#### REQUIRED TASK
Search the records for "Bordo" and copy each line that holds it.

(Extracted records)
—————
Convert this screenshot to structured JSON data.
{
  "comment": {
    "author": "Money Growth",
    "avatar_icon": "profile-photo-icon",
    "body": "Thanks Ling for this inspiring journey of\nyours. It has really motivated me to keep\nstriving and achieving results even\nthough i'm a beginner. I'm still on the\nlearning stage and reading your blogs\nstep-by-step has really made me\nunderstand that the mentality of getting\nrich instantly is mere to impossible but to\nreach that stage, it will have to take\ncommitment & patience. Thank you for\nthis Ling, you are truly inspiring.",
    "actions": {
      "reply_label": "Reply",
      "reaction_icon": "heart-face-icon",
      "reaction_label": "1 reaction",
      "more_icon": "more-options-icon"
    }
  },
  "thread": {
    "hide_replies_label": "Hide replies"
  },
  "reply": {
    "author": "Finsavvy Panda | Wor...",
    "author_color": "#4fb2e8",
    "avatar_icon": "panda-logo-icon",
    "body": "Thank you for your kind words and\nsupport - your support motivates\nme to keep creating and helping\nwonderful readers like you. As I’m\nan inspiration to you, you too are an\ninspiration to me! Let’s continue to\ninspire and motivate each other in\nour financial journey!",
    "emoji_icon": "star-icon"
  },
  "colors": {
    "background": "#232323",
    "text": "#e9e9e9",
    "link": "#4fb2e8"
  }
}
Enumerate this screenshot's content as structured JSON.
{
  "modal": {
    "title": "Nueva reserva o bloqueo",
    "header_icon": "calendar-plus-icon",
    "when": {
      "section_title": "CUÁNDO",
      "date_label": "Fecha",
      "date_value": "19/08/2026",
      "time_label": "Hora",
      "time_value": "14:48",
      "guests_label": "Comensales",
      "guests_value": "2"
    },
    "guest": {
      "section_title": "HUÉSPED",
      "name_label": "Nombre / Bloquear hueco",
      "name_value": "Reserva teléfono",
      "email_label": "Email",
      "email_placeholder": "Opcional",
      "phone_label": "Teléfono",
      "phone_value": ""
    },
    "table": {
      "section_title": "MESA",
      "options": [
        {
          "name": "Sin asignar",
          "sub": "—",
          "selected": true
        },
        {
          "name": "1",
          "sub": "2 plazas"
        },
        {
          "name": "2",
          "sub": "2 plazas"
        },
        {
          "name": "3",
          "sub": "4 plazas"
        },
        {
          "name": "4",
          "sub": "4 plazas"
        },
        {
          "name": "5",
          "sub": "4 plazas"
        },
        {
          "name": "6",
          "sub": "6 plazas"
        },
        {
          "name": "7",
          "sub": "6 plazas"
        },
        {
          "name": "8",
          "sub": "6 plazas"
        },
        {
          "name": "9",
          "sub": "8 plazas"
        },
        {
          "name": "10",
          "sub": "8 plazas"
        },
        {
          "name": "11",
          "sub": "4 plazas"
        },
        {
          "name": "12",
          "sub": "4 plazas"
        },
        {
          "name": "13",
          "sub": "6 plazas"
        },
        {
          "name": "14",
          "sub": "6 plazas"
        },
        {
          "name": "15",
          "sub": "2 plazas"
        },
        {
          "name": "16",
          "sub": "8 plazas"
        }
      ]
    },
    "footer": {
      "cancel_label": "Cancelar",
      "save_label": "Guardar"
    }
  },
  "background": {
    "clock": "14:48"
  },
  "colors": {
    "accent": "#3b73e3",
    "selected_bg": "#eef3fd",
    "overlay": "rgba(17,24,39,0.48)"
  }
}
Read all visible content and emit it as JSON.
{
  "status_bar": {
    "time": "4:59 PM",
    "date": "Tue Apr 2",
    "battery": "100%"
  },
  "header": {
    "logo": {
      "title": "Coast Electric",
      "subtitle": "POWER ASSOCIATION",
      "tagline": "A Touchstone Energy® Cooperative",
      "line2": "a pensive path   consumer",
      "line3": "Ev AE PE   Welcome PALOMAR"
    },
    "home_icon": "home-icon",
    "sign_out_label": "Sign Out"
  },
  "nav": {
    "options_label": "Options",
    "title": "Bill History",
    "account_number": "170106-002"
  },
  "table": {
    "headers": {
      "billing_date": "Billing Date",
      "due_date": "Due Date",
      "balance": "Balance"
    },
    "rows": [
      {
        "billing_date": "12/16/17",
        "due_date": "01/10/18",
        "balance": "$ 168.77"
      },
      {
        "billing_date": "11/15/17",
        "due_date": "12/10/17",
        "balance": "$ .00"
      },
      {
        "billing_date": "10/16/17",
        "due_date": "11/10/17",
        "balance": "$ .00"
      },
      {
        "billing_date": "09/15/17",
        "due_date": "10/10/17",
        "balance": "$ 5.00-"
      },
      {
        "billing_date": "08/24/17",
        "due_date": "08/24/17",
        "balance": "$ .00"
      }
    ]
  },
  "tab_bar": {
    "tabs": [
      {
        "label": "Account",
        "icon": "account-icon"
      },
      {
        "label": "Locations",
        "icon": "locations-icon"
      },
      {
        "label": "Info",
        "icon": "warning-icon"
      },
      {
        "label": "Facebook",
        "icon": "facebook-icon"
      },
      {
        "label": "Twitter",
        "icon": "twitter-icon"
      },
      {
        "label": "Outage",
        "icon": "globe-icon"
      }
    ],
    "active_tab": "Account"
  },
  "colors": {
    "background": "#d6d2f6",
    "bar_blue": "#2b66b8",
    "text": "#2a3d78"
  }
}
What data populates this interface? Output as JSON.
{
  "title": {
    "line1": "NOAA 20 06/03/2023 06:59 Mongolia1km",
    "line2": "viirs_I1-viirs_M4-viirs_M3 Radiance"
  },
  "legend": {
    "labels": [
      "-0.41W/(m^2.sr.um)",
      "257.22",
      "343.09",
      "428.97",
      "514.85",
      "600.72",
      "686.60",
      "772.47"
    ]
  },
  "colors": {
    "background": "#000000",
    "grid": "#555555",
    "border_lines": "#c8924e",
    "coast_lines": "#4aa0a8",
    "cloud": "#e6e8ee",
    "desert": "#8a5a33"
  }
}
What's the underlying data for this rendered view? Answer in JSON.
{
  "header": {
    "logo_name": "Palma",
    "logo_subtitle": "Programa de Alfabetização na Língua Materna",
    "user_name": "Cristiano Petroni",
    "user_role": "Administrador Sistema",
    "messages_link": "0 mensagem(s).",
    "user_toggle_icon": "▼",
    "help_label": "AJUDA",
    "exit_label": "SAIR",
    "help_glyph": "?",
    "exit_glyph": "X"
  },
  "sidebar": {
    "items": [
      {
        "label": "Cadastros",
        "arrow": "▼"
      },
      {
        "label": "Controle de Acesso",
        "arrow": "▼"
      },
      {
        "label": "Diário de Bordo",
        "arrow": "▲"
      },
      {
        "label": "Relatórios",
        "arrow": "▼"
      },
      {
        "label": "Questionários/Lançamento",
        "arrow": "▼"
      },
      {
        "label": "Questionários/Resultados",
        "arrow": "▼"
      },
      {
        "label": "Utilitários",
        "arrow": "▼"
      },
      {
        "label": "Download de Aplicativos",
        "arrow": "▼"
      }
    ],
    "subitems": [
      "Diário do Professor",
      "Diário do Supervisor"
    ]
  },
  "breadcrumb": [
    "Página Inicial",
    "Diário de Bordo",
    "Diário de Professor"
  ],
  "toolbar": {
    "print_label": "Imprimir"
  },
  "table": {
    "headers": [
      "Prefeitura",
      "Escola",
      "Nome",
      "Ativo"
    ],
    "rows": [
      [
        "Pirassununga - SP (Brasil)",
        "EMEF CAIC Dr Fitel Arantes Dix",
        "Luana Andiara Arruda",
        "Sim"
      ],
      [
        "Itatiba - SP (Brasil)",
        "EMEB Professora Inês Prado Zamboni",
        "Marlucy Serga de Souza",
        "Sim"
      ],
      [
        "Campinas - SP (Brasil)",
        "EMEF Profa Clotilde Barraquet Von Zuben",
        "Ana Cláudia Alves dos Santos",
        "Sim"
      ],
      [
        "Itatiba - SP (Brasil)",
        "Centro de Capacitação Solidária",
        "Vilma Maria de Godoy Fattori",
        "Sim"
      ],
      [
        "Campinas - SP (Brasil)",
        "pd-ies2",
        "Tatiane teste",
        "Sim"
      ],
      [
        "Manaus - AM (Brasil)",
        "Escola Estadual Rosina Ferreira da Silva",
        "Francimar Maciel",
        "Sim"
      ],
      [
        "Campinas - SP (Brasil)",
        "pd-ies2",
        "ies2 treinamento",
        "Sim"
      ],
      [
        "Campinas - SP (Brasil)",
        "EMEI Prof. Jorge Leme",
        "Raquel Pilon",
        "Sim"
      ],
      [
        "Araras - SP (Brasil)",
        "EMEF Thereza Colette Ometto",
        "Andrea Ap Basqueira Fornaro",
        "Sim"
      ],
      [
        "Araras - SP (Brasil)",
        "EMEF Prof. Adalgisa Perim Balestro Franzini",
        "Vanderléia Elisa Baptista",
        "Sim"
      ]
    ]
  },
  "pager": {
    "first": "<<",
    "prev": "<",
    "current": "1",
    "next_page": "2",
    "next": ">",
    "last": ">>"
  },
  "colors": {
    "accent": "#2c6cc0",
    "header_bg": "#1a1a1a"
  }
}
—————
#### FINAL ANSWER
        "label": "Diário de Bordo",
    "Diário de Bordo",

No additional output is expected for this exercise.